> [WORK TO COMPLETE]:
Filter these entries so that only lines with the word "text" remain.

☆ ☆ ☆

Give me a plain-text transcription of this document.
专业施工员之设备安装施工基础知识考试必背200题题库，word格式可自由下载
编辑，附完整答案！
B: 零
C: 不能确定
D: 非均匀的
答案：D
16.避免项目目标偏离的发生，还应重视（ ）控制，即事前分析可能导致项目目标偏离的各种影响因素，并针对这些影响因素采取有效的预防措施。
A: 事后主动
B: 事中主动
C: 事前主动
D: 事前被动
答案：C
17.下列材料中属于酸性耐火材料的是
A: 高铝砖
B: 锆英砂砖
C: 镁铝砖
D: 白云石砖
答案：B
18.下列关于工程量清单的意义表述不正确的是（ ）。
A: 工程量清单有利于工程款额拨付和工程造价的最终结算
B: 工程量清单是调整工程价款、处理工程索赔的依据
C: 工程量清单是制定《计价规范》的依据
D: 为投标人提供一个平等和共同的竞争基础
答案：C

☆ ☆ ☆

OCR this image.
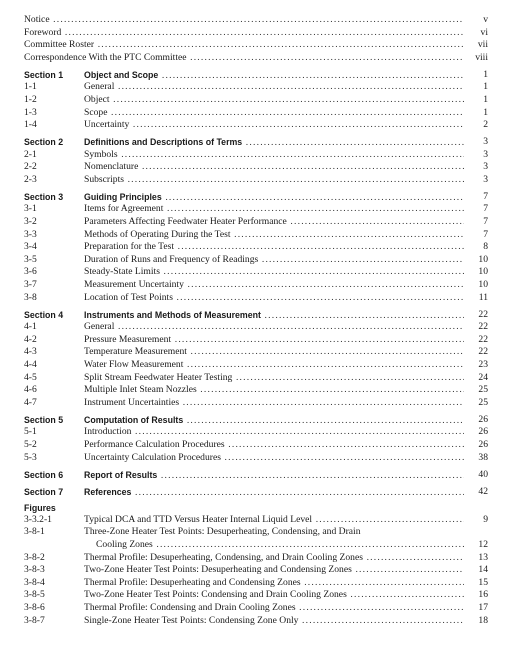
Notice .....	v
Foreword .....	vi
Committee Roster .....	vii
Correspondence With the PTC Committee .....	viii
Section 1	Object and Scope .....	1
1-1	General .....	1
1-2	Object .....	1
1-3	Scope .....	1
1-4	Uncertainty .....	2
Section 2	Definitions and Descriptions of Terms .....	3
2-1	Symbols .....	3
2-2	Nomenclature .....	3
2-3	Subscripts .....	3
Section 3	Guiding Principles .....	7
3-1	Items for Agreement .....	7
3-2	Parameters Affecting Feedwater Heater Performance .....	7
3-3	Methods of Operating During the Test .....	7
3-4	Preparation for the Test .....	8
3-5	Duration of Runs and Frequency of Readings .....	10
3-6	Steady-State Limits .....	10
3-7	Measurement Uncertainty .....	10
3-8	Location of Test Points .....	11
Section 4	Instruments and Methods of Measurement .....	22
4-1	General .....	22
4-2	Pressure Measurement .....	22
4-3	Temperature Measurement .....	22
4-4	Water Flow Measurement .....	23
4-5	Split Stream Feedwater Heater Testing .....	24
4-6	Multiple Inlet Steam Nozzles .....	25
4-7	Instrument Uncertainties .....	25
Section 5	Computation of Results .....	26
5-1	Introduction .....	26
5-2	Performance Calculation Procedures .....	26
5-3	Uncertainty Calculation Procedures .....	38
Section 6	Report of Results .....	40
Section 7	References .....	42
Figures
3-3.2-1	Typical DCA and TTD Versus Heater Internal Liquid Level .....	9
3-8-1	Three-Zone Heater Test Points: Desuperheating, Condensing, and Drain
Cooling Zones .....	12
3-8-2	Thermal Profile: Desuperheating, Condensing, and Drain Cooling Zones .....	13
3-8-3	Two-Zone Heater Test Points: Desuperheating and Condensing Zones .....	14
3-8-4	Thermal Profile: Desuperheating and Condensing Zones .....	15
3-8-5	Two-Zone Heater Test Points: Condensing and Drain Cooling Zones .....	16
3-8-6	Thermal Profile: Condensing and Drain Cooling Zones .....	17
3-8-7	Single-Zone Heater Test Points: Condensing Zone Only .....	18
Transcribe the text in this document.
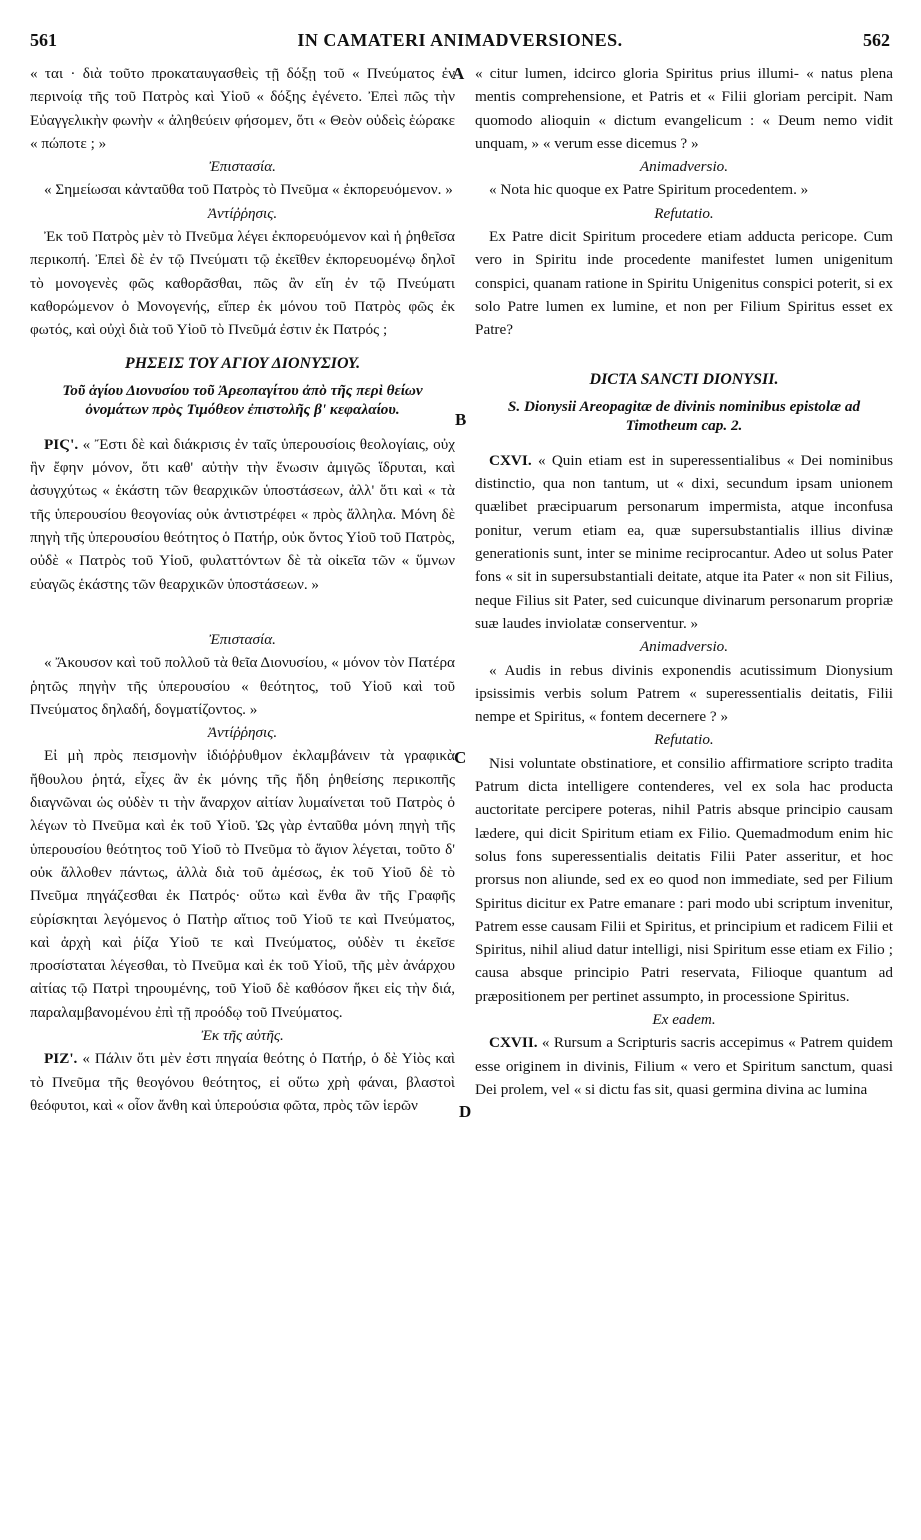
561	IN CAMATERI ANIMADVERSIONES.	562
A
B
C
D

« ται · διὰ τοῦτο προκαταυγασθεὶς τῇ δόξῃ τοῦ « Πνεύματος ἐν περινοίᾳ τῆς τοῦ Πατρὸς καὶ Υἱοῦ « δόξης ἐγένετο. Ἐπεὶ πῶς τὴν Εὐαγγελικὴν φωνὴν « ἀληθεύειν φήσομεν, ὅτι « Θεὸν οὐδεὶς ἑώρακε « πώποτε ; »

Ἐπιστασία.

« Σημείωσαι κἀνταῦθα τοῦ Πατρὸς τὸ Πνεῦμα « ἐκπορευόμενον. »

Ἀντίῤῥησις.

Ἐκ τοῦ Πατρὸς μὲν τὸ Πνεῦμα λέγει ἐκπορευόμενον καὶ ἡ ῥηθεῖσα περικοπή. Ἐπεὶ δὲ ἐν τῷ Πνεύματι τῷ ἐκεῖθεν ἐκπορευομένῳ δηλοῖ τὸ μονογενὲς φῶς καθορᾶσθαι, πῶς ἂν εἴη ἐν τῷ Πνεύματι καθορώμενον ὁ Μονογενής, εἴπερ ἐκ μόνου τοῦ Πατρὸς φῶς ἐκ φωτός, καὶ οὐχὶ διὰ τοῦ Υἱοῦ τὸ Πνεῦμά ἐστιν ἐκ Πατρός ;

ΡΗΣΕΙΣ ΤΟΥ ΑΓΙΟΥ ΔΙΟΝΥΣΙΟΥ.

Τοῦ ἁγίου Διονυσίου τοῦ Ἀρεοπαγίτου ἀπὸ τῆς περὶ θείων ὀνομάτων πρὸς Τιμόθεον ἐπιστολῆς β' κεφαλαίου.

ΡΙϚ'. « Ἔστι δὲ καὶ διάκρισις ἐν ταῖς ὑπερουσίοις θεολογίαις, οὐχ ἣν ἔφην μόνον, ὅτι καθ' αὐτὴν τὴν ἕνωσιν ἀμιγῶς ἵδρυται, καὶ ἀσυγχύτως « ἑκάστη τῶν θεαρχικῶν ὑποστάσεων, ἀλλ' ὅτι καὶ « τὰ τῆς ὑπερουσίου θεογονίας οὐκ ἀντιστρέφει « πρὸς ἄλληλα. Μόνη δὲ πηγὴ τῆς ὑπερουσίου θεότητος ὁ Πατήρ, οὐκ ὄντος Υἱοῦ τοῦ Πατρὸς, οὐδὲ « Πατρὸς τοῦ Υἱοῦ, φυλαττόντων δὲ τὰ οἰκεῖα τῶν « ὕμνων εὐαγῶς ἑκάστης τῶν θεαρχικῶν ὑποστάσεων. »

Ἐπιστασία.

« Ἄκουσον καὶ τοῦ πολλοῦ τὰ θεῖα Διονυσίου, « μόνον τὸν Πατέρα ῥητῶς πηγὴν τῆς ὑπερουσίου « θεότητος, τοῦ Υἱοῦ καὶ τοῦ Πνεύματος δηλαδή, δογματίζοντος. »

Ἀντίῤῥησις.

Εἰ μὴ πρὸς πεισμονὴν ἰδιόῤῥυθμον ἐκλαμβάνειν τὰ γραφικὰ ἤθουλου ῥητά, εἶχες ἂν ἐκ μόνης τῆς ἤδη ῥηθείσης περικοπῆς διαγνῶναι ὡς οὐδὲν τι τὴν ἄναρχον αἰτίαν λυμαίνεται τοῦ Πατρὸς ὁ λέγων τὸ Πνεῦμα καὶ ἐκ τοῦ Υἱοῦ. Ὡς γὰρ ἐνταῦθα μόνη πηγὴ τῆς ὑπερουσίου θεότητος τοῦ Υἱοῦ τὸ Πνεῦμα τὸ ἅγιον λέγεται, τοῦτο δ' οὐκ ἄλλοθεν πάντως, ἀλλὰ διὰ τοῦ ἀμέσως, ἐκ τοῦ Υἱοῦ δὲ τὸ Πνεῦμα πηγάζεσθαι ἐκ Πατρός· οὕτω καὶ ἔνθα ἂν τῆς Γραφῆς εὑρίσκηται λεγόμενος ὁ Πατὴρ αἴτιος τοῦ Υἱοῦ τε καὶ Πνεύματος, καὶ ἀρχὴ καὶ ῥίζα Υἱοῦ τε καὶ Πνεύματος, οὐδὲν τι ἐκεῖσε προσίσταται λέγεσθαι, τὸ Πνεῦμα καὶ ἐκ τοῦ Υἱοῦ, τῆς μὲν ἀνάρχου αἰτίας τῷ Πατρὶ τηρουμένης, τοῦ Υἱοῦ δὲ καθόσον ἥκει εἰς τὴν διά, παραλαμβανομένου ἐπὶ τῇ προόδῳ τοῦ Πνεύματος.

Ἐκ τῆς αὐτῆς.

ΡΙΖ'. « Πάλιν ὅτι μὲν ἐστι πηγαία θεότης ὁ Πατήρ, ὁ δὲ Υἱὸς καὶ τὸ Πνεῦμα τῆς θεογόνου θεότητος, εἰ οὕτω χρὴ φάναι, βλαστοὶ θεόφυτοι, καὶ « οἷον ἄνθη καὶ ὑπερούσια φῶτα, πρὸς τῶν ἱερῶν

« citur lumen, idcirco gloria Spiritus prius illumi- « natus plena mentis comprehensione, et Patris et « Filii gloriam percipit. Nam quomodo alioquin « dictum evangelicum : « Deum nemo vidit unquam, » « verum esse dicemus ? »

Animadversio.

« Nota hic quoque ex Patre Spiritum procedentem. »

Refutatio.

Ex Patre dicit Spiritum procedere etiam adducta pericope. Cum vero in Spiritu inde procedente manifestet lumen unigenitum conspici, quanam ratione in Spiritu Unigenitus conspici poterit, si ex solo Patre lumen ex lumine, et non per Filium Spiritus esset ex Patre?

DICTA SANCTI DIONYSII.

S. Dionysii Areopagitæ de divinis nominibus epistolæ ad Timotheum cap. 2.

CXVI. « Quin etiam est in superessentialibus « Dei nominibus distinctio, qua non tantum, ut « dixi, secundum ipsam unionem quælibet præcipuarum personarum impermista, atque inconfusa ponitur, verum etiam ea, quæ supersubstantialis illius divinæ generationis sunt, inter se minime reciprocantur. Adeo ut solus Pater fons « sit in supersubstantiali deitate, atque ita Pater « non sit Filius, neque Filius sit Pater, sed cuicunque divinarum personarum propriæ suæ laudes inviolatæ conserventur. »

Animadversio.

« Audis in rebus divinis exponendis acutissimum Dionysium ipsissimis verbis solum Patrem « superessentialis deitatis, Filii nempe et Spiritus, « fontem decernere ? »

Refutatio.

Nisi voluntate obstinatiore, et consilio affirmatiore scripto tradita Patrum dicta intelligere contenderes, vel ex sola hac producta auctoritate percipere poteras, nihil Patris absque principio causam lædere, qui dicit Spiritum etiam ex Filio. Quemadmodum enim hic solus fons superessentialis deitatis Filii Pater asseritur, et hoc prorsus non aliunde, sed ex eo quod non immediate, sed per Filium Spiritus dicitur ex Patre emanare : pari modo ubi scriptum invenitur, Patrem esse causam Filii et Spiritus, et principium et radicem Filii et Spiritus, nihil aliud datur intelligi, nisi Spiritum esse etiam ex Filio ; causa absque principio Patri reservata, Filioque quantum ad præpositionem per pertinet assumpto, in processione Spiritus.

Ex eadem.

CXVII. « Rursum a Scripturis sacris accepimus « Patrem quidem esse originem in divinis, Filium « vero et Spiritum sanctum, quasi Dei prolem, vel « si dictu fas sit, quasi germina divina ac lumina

☆ ☆ ☆

> [THE COMPLETED TASK]:
Give me a plain-text transcription of this document.
Transcribe the text in this document.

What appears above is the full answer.